[Records from a collection]
--------------------------------------------------

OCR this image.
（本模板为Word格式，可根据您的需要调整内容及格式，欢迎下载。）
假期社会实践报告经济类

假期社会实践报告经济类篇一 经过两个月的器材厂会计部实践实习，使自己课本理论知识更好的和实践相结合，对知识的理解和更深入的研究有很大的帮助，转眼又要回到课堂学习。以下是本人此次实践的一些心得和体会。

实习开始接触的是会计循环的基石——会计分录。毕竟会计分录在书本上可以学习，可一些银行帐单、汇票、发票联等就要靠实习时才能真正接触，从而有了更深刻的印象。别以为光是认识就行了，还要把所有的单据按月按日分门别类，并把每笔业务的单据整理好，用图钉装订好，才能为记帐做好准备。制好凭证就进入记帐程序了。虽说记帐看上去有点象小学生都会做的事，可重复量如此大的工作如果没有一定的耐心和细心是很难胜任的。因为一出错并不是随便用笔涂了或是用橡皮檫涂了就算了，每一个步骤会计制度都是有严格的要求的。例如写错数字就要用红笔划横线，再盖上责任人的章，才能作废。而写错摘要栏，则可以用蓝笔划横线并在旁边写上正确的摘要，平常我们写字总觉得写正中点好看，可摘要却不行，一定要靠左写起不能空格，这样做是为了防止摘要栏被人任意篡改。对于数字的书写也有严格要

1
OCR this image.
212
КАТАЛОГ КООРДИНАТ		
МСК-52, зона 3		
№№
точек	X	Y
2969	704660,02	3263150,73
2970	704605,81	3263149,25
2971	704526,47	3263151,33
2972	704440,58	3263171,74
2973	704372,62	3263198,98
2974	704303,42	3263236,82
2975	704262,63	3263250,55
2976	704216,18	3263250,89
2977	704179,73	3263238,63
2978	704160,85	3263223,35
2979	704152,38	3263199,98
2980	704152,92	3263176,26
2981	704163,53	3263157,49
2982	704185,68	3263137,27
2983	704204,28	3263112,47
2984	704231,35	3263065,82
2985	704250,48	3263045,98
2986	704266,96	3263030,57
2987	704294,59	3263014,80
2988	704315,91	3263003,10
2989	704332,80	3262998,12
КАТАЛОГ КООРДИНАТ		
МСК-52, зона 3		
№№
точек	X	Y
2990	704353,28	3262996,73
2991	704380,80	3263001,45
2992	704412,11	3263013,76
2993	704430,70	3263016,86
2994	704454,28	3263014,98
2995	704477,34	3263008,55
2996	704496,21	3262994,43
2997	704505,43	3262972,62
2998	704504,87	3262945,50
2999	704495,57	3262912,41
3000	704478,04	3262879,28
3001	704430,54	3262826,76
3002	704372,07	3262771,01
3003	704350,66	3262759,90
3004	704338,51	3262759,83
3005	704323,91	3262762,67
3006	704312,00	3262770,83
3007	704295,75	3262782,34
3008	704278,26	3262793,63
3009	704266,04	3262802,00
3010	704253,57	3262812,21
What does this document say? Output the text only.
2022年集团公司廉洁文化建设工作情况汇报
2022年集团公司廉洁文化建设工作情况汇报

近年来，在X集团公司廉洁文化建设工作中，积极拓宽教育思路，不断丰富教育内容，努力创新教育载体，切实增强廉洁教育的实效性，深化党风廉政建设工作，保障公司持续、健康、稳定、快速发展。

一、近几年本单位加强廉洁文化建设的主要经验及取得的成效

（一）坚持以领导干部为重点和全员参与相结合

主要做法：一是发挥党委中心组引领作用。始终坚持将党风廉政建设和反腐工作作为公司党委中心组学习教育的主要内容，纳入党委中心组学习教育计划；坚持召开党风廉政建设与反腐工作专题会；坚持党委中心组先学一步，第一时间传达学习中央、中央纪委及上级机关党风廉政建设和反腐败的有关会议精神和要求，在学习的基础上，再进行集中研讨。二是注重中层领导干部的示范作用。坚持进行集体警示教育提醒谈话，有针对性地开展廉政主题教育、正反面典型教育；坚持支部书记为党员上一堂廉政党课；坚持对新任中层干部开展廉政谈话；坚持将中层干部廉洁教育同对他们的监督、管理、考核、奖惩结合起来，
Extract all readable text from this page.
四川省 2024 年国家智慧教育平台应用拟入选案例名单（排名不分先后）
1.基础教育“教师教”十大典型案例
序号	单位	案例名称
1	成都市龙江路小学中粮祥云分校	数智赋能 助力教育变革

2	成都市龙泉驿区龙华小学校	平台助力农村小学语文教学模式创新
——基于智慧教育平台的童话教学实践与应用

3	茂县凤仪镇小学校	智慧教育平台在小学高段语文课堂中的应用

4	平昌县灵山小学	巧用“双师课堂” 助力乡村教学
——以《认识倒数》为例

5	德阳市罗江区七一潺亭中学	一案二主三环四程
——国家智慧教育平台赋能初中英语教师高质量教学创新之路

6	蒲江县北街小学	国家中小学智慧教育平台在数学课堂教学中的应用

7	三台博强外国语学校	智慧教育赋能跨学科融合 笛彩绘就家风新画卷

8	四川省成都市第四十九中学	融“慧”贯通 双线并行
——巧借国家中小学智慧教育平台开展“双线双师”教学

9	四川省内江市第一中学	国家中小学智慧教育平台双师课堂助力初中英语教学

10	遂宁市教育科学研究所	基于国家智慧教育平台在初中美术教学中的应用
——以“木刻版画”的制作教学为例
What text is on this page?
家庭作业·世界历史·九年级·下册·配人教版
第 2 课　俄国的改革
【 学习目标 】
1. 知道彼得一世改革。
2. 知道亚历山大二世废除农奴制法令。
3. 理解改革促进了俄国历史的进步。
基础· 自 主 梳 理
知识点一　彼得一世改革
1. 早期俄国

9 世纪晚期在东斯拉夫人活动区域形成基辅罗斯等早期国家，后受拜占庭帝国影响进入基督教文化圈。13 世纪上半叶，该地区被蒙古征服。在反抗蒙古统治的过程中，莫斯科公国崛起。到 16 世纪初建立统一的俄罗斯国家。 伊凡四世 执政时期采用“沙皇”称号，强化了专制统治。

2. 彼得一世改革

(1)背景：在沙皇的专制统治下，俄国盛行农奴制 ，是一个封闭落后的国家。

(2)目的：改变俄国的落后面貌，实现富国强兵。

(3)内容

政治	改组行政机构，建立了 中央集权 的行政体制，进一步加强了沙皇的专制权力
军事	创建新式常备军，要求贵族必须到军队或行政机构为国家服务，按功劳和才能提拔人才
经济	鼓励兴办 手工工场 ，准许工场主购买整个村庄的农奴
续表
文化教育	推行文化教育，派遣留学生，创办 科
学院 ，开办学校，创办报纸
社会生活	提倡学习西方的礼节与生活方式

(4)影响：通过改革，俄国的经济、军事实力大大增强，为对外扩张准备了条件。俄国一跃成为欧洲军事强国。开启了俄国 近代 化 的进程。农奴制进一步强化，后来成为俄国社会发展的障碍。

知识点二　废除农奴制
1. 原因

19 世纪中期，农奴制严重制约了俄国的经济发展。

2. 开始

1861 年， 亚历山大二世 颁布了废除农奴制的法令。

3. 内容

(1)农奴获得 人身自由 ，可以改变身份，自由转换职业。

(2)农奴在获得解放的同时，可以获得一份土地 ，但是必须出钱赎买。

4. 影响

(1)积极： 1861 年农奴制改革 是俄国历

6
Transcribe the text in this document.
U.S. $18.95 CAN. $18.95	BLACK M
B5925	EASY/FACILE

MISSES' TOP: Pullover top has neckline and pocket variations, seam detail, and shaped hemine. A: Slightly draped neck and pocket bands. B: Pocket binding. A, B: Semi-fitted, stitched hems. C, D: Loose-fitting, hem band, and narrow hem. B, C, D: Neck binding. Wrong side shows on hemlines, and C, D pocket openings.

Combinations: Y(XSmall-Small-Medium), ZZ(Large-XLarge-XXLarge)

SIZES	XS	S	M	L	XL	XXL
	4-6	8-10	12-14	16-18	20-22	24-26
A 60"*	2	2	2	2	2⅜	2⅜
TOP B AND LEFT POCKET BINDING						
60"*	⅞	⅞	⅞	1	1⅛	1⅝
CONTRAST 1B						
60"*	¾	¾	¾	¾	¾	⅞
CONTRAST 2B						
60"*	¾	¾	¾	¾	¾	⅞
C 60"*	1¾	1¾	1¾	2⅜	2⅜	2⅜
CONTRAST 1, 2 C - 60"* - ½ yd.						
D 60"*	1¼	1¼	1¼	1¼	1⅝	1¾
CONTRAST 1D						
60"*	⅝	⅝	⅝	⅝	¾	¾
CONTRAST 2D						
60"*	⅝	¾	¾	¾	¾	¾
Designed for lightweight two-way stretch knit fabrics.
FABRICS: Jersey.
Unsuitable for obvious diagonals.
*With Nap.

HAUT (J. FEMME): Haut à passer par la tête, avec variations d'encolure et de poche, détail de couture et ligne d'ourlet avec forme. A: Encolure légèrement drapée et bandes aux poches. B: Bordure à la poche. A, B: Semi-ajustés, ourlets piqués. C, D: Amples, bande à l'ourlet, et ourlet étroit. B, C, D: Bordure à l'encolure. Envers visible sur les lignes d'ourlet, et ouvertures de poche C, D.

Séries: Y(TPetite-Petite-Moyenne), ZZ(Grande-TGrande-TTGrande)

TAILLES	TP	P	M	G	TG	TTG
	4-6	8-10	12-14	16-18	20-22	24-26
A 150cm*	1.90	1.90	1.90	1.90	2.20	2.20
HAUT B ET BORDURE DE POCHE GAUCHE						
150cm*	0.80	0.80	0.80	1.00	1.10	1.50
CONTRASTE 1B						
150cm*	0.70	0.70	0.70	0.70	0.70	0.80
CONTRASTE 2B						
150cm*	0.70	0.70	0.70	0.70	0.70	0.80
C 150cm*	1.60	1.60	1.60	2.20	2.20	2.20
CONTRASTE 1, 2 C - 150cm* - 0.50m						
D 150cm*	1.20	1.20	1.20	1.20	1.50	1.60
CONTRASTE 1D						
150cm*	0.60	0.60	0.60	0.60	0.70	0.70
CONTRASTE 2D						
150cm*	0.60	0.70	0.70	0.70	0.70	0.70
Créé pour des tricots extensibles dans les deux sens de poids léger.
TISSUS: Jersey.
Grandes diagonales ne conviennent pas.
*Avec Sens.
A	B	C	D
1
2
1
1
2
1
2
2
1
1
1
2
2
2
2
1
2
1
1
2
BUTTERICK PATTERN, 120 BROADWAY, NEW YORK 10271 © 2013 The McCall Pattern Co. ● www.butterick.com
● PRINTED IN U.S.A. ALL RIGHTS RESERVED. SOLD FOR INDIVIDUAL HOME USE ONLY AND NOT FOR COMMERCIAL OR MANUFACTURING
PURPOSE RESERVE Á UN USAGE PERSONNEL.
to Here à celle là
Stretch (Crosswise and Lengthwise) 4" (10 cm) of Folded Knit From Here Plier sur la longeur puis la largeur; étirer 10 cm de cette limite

--------------------------------------------------

_TASK DETAILS_: Collect the lines of the data that carry the word "page".

_EXERCISE OUTPUT_:
Extract all readable text from this page.
What text is on this page?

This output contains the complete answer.